-- PROBLEM --
Gather up the lines that contain "this".

++++ ENTRIES SHOWN ++++

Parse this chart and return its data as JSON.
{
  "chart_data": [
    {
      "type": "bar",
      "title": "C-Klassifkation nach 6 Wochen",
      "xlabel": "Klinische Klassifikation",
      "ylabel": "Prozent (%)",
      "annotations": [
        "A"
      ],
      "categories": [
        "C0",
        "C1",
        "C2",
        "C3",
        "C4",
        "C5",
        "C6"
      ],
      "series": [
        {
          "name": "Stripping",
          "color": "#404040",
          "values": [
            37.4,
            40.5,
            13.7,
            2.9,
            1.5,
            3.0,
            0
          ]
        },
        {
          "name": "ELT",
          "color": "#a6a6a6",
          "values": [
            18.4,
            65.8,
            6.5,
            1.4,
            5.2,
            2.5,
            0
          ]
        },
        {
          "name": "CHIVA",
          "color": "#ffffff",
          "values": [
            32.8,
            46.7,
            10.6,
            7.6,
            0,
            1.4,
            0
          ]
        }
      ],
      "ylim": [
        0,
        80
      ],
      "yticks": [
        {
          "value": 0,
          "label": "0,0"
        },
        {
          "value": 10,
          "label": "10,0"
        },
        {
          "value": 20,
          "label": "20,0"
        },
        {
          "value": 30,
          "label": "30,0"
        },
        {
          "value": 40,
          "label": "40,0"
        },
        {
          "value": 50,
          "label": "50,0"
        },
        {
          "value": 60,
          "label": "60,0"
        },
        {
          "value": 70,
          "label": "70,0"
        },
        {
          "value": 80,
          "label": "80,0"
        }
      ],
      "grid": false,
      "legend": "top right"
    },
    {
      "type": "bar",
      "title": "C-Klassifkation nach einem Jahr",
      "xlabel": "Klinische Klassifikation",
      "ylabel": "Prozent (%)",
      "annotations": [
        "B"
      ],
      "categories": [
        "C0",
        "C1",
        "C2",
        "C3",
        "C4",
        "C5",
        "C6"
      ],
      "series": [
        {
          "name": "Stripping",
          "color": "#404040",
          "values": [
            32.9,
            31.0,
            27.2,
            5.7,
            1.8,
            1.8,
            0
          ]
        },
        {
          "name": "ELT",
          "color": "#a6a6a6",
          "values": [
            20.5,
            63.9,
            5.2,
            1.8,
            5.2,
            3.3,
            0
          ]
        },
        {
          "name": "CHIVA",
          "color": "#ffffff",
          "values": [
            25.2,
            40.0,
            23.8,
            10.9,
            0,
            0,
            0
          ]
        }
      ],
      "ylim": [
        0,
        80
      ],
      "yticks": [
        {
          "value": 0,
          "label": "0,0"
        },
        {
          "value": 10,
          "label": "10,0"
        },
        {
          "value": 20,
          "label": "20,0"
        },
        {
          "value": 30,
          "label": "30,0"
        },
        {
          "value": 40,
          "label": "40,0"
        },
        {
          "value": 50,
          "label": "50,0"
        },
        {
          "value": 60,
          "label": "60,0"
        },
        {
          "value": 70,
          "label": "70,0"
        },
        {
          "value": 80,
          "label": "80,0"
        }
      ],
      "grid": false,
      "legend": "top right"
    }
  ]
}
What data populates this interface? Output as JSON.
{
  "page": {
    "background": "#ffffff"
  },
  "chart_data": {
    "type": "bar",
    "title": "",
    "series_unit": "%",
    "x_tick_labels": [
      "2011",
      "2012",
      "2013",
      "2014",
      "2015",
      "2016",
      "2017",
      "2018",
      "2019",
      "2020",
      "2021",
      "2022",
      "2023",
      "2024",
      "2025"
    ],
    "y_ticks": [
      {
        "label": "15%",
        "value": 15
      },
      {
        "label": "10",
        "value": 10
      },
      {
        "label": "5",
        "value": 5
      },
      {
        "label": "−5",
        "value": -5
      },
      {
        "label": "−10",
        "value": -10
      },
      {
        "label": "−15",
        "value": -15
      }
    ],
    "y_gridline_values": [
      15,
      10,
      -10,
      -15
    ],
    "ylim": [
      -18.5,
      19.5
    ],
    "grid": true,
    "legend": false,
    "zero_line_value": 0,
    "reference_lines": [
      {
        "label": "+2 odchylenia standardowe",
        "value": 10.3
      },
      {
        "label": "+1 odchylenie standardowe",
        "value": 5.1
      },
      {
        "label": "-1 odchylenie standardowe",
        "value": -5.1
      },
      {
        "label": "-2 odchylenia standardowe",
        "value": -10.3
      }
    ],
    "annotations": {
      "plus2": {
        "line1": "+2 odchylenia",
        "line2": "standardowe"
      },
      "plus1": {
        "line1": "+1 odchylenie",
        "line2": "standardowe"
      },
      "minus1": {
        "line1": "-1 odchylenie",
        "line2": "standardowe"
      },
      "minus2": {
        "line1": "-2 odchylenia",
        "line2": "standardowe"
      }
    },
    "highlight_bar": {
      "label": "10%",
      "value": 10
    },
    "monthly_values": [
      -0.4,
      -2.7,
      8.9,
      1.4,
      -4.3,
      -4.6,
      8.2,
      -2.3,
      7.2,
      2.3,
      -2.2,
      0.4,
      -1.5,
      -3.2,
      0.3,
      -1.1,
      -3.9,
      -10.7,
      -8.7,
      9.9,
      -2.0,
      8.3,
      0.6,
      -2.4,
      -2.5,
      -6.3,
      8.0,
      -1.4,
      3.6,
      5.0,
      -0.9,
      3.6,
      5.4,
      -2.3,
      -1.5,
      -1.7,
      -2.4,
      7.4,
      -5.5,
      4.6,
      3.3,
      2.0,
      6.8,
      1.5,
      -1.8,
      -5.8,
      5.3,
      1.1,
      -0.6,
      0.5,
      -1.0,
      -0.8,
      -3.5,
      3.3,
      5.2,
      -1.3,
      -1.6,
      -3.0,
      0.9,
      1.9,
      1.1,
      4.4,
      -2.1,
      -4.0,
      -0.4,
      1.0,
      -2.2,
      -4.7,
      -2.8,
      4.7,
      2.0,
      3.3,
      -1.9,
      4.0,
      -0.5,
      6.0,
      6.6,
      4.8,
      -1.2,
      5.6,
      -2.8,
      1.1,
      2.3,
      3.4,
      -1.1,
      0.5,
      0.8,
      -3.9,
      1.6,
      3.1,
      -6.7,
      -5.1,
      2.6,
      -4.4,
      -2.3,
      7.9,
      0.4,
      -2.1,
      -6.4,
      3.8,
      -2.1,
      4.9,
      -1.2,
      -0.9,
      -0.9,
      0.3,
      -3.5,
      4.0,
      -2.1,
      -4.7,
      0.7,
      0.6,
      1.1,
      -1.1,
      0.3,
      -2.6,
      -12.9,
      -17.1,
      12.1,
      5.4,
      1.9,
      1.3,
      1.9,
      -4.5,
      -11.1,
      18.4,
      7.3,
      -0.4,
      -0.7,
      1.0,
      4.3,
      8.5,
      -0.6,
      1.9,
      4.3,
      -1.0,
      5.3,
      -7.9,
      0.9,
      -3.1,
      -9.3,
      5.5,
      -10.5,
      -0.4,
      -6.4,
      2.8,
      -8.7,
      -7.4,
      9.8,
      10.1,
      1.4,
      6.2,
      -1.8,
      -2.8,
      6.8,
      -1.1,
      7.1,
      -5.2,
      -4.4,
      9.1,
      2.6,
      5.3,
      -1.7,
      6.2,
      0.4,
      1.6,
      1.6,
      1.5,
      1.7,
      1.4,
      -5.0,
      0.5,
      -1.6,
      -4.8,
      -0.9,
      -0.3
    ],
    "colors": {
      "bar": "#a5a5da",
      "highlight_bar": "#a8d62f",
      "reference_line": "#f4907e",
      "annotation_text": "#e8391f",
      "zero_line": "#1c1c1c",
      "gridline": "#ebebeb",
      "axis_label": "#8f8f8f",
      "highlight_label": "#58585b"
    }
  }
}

++++

-- CORRECT OUTPUT --
Parse this chart and return its data as JSON.
What data populates this interface? Output as JSON.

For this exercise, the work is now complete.